SOURCE DOCUMENT:
━━━━━━━━━━━━━━━━━━━━

Finally Deal walks on to applause and cheers, and opens with the catchy yet profound ‘Nobody Loves You More’. It’s warmed by a string section, five backing singers and what looks like a brass and woodwind collection (our view is great, but my aging distance vision isn’t) in addition to Deal’s core band, which includes a violinist, bass player, guitarist and Deal on guitar. 

We get a tour through the new album, and the orchestration is perfect every time, adding texture and emphasis to songs that are already compelling. Sometimes it’s a bit of extra accompaniment to the melody line, and sometimes it’s a delightfully inventive, harmonically rich arrangement. An acoustic guitar and ‘cello combination works particularly well. 

There are remarkably few people taking photos and videos; almost everyone is fully present and watching the gig. I really don’t want to ruin it, so this a bit of a hasty snap.

━━━━━━━━━━━━━━━━━━━━

WHAT THIS EXERCISE ASKS:
1. Reproduce the part of the concert review that begins at the words "Finally Deal walks" and stops after "works particularly well.", substituting "instrumentation" for "orchestration".
2. Extend the concert review, picking up directly after its last sentence.

(Source data)
━━━━━━━━━━━━━━━━━━━━

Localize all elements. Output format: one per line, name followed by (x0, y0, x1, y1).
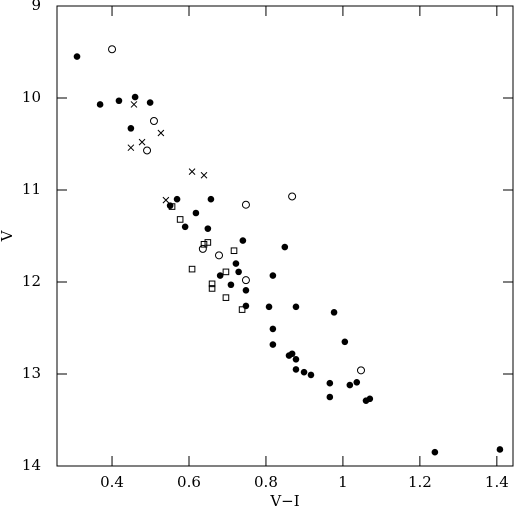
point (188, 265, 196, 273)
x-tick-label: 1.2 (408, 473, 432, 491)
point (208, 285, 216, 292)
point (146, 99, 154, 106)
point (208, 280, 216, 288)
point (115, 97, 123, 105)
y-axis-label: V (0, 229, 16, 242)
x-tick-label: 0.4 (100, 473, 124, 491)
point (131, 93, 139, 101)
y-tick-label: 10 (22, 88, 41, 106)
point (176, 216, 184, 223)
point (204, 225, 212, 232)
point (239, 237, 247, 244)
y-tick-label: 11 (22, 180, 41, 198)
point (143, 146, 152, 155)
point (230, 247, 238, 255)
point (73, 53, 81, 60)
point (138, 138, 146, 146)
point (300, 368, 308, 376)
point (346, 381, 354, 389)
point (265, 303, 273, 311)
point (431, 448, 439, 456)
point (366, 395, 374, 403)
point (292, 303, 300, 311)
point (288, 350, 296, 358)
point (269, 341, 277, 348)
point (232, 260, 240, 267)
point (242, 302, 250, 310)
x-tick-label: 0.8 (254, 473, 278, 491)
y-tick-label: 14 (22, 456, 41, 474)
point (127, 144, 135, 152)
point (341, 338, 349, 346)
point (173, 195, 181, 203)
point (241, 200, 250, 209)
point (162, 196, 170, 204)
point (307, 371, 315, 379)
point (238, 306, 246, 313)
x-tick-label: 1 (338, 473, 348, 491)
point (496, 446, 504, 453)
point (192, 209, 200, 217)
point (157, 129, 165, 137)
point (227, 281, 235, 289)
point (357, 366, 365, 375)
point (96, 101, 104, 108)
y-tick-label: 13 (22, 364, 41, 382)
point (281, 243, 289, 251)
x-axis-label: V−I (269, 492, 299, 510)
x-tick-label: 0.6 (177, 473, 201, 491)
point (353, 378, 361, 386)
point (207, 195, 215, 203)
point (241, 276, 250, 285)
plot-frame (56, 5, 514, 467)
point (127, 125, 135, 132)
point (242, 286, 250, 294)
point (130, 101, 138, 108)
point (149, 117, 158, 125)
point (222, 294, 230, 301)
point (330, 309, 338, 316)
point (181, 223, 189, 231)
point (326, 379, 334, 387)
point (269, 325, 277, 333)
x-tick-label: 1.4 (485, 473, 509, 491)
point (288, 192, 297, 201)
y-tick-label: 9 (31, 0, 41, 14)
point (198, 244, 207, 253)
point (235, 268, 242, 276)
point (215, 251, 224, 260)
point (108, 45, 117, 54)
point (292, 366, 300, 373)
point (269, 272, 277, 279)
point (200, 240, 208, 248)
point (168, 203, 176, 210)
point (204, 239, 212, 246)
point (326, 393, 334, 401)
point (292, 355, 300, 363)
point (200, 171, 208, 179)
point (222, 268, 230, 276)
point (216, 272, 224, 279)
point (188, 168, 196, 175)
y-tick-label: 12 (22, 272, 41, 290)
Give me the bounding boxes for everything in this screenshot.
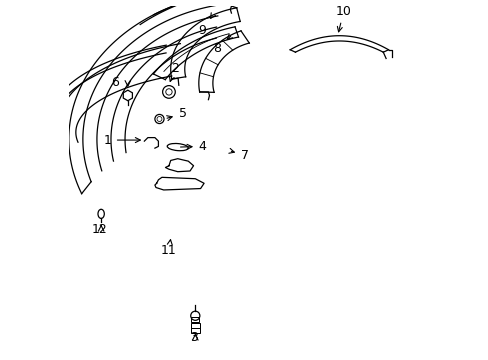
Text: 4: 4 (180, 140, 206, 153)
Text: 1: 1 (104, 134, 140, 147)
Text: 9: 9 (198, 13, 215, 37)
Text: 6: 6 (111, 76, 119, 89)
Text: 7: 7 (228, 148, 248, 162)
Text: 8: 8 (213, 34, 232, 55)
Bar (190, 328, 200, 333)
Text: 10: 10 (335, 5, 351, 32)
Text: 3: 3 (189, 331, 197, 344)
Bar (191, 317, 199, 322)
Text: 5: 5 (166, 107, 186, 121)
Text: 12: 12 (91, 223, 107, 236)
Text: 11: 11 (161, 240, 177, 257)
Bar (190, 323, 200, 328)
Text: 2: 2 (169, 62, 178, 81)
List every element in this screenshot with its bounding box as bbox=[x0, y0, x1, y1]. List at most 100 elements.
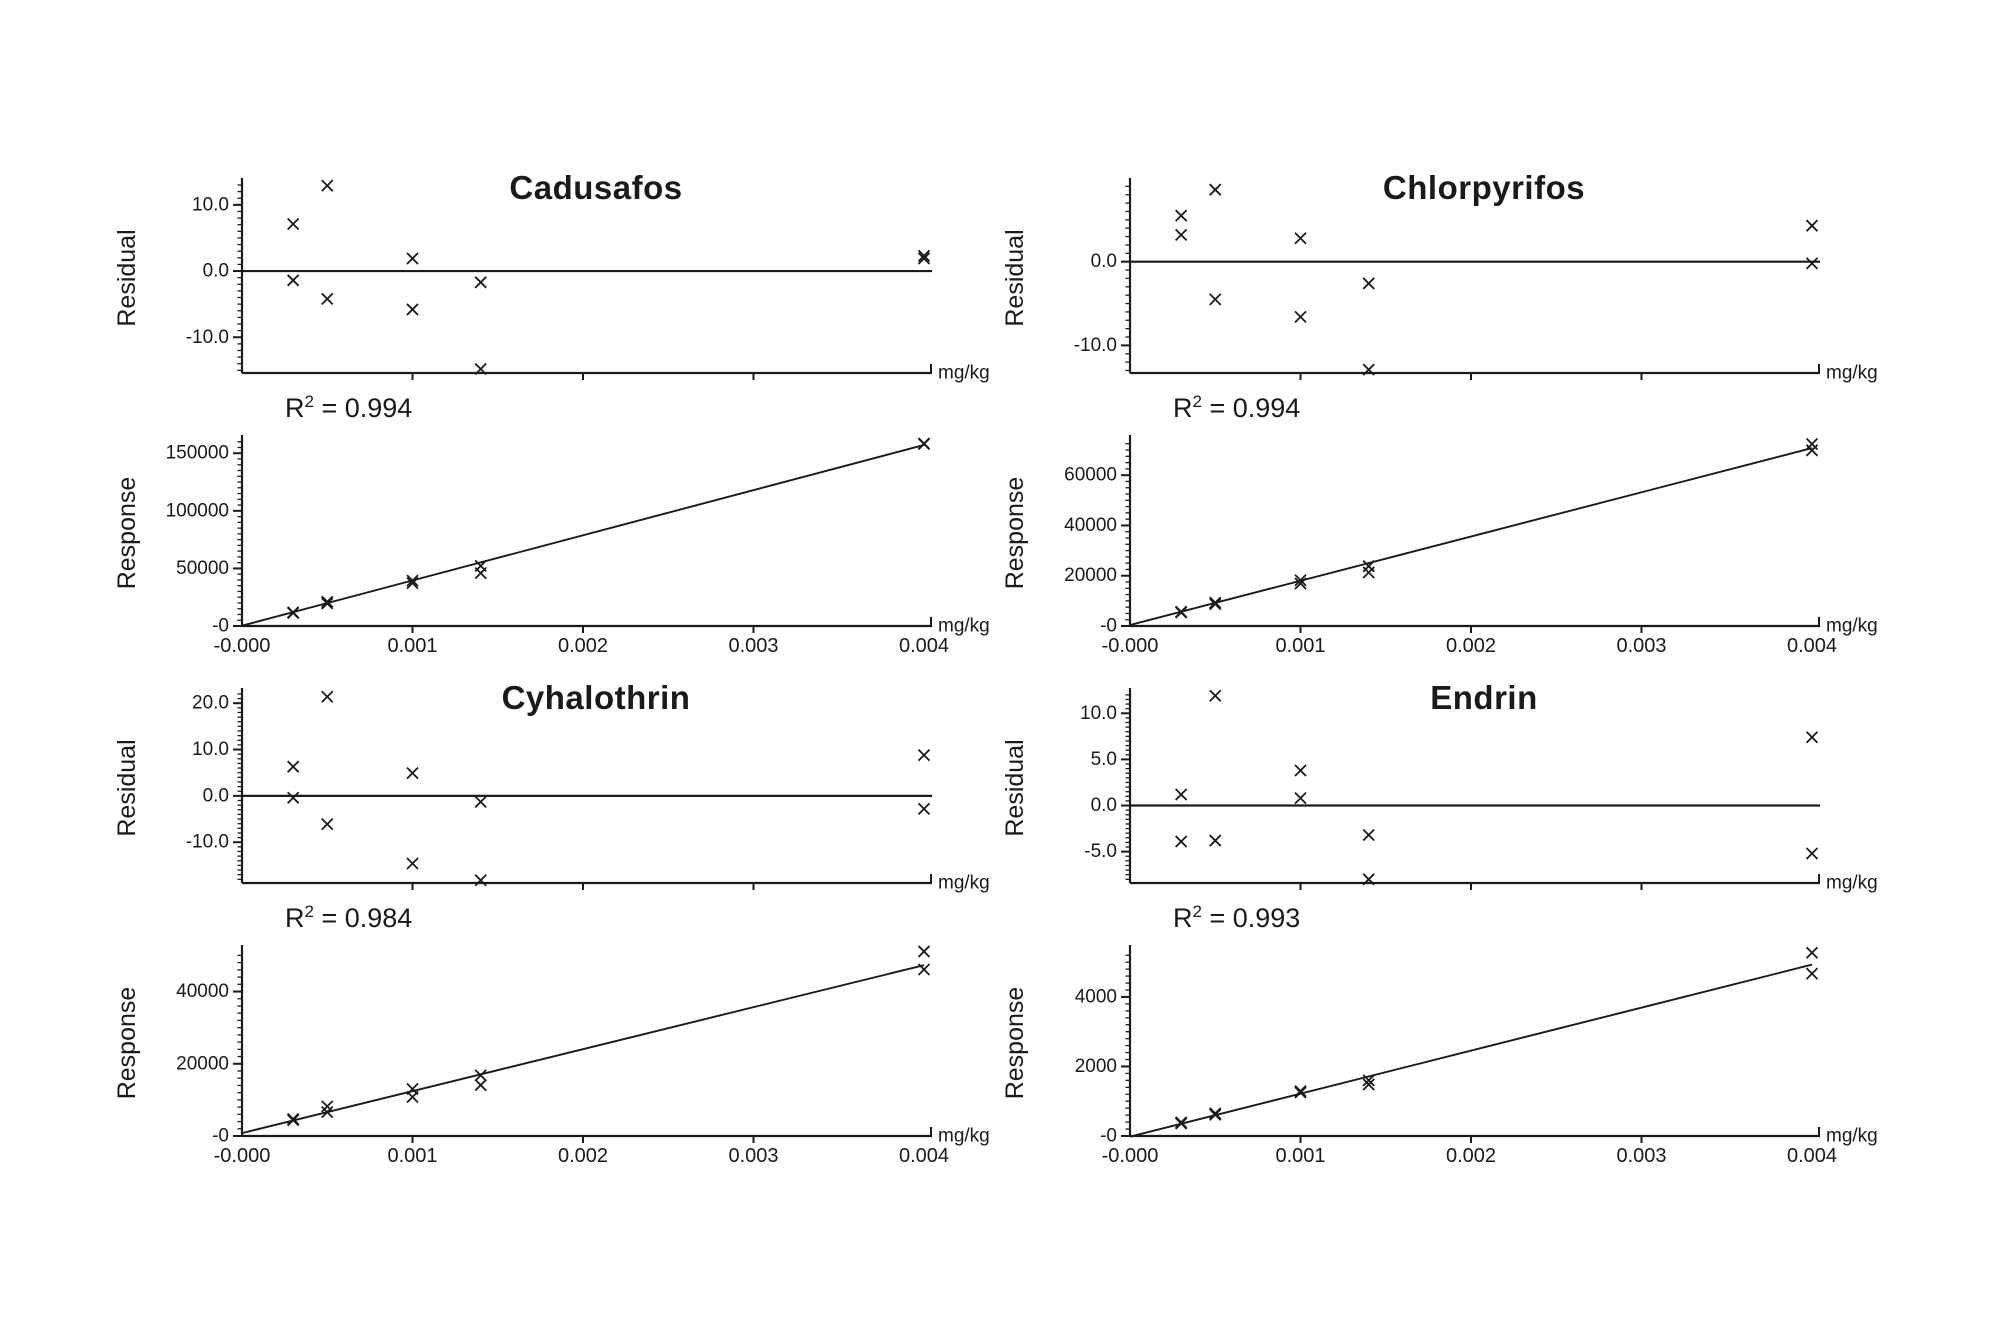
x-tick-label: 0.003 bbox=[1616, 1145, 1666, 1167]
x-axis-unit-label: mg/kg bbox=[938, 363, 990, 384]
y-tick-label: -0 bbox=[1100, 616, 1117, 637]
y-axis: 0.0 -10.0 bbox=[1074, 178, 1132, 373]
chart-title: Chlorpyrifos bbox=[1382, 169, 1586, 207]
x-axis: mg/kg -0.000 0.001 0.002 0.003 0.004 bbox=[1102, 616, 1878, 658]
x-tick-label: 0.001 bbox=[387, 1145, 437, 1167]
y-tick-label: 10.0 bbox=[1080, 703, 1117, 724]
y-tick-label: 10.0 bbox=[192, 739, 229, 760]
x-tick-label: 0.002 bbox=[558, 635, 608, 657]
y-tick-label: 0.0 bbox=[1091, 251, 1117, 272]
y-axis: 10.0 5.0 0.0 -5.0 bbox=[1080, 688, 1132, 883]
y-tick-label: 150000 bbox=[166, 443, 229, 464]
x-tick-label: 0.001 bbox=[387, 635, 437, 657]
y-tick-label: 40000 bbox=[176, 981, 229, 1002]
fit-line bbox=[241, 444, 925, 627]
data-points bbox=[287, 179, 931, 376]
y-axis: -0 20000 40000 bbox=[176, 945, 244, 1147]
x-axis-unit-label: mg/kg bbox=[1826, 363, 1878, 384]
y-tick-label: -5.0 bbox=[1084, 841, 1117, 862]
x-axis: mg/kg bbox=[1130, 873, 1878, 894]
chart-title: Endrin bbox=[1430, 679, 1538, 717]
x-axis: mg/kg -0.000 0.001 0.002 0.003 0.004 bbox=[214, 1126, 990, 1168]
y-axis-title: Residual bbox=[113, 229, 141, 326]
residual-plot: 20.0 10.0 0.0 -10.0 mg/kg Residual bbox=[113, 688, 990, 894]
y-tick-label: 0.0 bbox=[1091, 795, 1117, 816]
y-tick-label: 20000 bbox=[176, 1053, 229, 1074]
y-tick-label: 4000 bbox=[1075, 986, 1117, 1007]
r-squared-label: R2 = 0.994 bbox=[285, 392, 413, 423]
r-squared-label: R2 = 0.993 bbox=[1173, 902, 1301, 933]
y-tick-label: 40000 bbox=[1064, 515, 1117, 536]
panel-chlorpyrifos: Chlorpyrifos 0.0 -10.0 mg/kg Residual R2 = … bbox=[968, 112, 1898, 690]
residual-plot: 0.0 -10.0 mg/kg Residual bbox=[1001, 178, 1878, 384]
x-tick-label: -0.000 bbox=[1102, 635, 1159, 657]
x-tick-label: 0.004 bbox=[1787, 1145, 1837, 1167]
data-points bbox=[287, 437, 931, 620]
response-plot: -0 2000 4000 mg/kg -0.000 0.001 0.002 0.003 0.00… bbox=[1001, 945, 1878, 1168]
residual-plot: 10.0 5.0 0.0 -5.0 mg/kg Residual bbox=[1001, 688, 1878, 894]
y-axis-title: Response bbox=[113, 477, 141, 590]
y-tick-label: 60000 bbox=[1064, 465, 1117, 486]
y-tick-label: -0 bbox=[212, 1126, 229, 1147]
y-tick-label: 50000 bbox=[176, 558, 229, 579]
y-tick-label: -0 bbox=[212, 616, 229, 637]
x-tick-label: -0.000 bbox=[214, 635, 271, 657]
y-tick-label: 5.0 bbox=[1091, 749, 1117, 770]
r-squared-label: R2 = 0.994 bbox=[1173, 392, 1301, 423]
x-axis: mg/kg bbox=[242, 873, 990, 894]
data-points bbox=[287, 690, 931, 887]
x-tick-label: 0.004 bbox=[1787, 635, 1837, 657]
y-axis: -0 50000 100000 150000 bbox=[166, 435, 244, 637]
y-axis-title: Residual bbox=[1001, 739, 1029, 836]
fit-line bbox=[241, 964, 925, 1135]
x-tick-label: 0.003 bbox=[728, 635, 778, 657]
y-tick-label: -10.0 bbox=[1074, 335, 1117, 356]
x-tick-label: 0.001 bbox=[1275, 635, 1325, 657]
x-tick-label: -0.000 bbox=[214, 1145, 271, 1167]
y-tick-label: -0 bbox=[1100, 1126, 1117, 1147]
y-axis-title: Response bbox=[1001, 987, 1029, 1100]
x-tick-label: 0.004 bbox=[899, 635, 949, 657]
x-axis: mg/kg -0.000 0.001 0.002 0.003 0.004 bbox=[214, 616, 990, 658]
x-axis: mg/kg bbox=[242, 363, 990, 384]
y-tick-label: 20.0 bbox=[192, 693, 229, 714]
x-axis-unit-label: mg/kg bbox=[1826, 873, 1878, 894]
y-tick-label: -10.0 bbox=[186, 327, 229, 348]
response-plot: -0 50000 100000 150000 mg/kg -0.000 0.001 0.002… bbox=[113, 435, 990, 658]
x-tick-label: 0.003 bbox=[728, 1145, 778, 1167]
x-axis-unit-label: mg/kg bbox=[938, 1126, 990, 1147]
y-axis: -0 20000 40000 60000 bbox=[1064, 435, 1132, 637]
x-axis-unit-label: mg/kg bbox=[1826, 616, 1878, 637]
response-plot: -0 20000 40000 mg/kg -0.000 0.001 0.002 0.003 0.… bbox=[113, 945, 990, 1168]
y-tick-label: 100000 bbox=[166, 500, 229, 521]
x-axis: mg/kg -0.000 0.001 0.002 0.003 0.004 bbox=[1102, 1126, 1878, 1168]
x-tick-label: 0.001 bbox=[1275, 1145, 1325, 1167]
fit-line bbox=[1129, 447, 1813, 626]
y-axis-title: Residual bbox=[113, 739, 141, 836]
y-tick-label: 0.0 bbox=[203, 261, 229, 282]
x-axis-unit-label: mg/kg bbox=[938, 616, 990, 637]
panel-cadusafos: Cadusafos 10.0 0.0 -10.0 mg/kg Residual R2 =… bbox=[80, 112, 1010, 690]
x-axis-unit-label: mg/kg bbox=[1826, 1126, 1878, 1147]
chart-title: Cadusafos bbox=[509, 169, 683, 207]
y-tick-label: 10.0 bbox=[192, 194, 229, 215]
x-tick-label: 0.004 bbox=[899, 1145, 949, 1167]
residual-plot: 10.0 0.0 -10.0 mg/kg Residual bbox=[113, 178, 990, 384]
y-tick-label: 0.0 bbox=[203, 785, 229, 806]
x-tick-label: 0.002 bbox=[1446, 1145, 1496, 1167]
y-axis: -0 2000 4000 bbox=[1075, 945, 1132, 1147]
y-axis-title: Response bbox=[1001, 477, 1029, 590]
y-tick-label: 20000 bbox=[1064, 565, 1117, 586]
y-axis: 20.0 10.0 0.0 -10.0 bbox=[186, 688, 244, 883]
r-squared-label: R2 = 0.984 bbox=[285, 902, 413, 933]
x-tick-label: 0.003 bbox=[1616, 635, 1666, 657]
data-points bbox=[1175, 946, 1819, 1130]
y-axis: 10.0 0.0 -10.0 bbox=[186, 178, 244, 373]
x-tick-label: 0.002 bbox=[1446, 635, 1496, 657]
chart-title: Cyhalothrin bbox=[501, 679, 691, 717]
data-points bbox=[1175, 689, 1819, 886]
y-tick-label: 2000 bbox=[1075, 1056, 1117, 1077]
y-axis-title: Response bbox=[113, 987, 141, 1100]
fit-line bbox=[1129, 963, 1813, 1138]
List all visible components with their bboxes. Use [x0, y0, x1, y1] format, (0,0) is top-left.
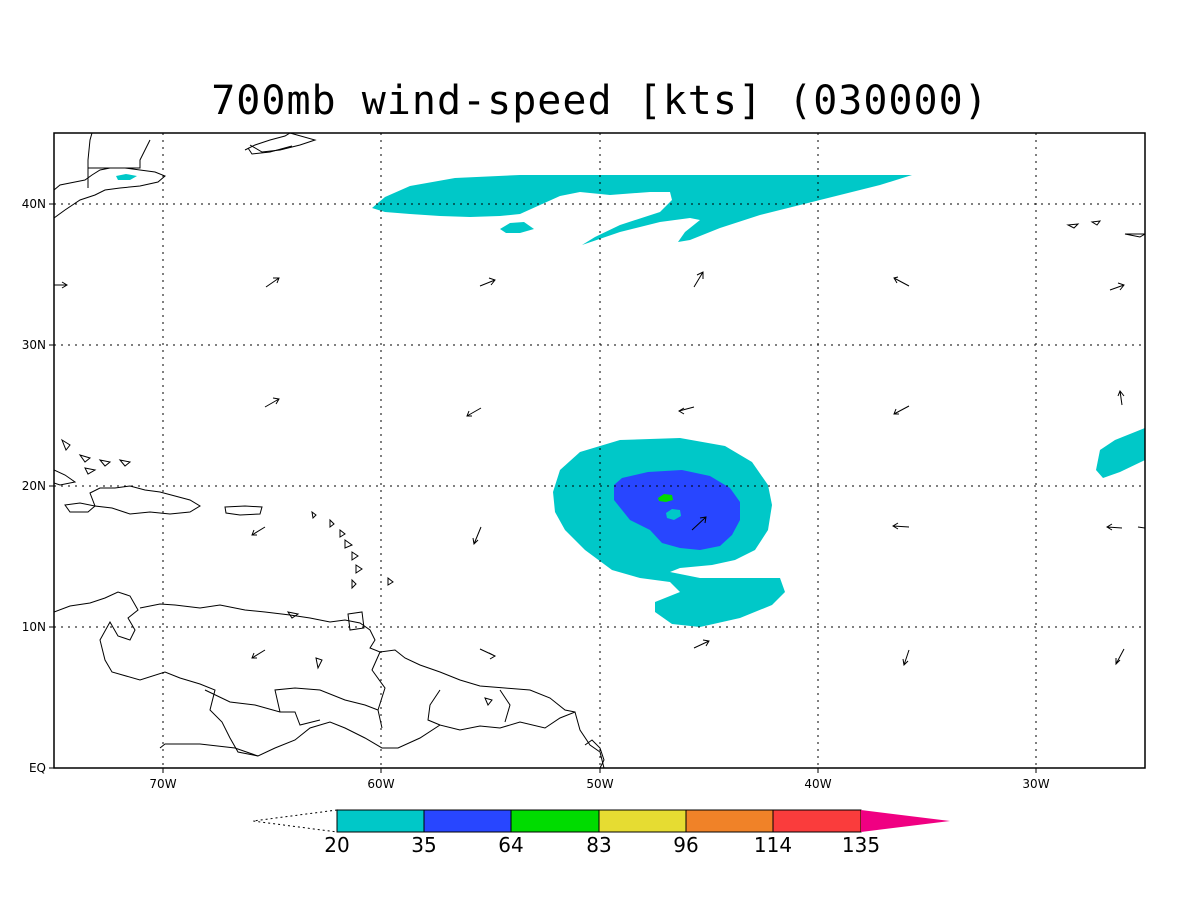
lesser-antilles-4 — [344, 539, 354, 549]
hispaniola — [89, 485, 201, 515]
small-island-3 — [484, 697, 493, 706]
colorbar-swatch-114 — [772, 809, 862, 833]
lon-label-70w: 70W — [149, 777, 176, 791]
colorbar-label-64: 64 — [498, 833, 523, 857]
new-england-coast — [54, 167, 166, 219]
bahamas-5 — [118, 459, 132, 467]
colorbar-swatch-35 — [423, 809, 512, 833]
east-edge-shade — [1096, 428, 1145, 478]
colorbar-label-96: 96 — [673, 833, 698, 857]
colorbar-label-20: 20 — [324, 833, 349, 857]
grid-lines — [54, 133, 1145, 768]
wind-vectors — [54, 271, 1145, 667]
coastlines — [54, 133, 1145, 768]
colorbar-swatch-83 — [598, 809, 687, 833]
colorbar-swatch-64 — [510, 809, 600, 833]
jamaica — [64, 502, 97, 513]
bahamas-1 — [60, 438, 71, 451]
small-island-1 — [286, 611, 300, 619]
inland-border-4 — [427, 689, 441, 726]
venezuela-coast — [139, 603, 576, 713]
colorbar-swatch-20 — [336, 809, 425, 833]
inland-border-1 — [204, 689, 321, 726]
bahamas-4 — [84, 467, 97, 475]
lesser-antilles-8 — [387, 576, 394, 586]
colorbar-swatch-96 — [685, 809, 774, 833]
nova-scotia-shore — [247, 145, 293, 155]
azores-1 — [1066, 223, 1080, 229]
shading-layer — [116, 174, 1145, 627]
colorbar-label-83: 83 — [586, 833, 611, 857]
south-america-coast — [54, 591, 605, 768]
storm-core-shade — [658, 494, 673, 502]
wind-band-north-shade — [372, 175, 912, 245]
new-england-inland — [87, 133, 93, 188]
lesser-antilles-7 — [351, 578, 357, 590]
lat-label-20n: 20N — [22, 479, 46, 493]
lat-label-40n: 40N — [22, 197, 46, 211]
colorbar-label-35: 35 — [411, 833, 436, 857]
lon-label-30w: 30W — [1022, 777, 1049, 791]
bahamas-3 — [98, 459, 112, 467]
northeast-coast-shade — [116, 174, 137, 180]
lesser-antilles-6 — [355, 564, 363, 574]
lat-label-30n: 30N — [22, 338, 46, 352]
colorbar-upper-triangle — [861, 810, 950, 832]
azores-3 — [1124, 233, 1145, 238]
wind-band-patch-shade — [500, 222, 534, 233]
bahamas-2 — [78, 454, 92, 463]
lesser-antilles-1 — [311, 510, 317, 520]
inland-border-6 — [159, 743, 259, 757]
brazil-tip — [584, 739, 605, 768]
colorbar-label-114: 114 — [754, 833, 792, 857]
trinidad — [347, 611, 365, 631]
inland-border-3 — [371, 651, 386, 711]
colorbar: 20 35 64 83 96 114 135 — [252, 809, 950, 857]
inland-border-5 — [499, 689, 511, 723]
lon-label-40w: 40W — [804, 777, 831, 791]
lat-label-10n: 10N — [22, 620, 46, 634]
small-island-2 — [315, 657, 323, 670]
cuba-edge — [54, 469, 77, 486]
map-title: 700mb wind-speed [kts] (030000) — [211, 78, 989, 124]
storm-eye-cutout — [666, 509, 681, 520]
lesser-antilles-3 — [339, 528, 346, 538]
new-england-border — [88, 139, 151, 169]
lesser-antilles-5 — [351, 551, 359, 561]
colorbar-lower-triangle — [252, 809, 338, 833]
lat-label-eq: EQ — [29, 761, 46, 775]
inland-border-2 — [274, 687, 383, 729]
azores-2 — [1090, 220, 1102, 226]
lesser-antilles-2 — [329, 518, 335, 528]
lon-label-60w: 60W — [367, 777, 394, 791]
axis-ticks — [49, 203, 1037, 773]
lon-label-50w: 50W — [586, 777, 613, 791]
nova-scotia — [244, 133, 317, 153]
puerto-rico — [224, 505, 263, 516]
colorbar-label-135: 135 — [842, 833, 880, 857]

━━━━━━━━━━━━━━━━━━━━

EXPECTED RESPONSES:
1.
Finally Deal walks on to applause and cheers, and opens with the catchy yet profound ‘Nobody Loves You More’. It’s warmed by a string section, five backing singers and what looks like a brass and woodwind collection (our view is great, but my aging distance vision isn’t) in addition to Deal’s core band, which includes a violinist, bass player, guitarist and Deal on guitar. 

We get a tour through the new album, and the instrumentation is perfect every time, adding texture and emphasis to songs that are already compelling. Sometimes it’s a bit of extra accompaniment to the melody line, and sometimes it’s a delightfully inventive, harmonically rich arrangement. An acoustic guitar and ‘cello combination works particularly well.

2.
 At the end of the show, as befits the venue, the performers get a standing ovation, and we stay on our feet while they file out and then return to the stage to play the Breeders’ classic ‘Do You Love Me Now?’.

What a wonderful, wonderful performance. I’m prepared to bet my bar tab (and cocktails aren’t cheap) that this will be gig of the year, and it’s only March. I can’t quite get used to the venue though: on the way out we walk past a knot of people standing around a defunct fire hose, debating whether it’s an art installation or a safety feature.


Kim Deals tour is back in the UK in June.